TASK BRIEF. Look through the lines below and state how many hold the word "Talent". Write only the number.

┌─ RECORD EXCERPTS

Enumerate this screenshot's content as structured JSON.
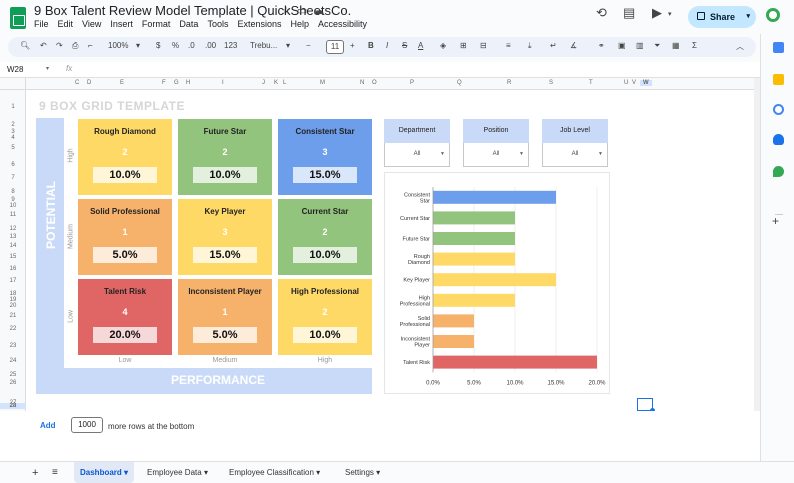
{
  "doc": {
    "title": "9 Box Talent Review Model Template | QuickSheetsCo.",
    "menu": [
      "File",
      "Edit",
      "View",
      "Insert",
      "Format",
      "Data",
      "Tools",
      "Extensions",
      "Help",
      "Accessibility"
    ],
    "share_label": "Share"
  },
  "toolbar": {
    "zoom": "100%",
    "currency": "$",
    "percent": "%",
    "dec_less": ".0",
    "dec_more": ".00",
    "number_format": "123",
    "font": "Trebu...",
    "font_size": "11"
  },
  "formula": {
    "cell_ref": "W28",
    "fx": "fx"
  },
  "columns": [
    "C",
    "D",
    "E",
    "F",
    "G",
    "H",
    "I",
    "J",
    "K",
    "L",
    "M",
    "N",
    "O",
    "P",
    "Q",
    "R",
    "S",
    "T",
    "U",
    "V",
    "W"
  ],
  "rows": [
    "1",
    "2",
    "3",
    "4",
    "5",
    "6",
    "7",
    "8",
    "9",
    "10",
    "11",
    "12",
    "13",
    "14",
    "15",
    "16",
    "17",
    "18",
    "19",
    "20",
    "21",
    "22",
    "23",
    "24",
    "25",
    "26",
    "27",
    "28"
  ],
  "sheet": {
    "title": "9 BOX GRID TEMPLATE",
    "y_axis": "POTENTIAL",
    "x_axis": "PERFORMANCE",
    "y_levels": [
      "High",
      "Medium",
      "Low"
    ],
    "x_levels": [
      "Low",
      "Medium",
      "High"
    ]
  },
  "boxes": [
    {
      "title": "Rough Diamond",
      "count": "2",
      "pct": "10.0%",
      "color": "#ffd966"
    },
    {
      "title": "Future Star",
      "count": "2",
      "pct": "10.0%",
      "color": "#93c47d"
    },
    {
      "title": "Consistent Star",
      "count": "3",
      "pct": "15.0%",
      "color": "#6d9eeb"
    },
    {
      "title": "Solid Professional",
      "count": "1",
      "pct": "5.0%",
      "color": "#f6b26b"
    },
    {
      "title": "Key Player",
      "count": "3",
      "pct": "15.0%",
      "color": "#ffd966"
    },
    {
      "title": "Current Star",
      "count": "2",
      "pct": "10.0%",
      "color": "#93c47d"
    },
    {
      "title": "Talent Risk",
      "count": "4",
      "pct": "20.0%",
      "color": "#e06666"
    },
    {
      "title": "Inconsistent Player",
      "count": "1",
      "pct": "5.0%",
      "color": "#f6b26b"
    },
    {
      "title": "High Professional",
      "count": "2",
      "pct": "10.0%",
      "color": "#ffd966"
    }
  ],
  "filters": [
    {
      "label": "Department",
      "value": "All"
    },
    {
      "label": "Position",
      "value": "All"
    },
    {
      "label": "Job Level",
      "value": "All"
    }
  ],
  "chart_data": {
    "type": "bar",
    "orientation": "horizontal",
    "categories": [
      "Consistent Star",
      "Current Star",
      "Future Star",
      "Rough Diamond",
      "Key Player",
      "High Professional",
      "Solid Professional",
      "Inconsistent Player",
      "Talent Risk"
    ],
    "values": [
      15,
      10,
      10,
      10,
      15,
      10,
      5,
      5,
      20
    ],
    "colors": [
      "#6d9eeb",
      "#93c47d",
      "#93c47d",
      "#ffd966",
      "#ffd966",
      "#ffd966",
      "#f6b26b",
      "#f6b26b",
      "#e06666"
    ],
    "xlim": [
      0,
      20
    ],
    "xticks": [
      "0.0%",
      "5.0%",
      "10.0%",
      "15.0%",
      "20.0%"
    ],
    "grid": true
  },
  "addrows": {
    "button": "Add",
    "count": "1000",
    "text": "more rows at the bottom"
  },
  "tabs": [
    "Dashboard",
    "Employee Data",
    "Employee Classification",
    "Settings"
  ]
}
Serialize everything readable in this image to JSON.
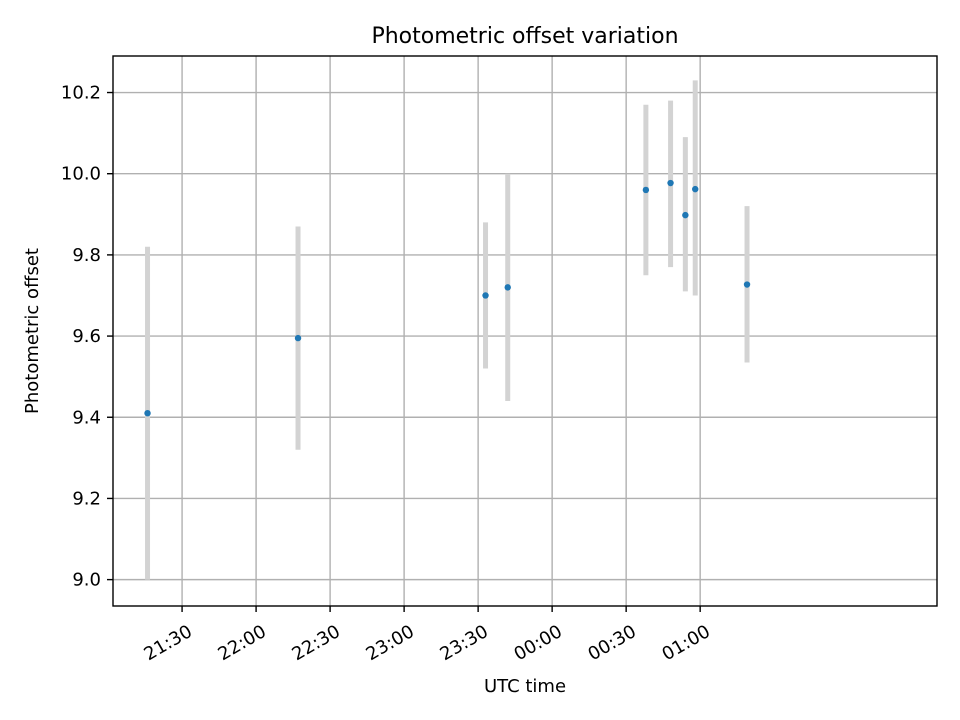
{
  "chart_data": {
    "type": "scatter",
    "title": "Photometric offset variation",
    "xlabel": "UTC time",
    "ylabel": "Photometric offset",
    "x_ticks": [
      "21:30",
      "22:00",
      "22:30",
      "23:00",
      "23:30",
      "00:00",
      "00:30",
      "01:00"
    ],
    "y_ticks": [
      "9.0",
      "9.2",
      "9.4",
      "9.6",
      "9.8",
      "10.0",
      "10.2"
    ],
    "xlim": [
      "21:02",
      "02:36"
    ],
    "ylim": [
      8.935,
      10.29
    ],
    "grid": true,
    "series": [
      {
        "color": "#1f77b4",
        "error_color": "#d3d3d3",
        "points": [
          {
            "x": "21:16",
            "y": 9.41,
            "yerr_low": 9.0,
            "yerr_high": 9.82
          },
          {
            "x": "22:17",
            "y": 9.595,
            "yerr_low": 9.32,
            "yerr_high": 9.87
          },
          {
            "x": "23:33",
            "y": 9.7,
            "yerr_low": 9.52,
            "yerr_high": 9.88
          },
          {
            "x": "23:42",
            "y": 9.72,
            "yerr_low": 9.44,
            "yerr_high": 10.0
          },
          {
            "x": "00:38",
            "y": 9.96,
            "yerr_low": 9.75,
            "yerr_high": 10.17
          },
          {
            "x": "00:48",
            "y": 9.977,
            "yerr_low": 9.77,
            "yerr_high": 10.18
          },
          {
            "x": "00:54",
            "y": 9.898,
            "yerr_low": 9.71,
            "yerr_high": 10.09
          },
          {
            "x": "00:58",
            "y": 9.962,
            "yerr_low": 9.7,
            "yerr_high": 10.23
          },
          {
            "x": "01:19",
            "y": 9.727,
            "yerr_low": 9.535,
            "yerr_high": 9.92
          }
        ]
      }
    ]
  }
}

└─

RESPONSE BELOW. 3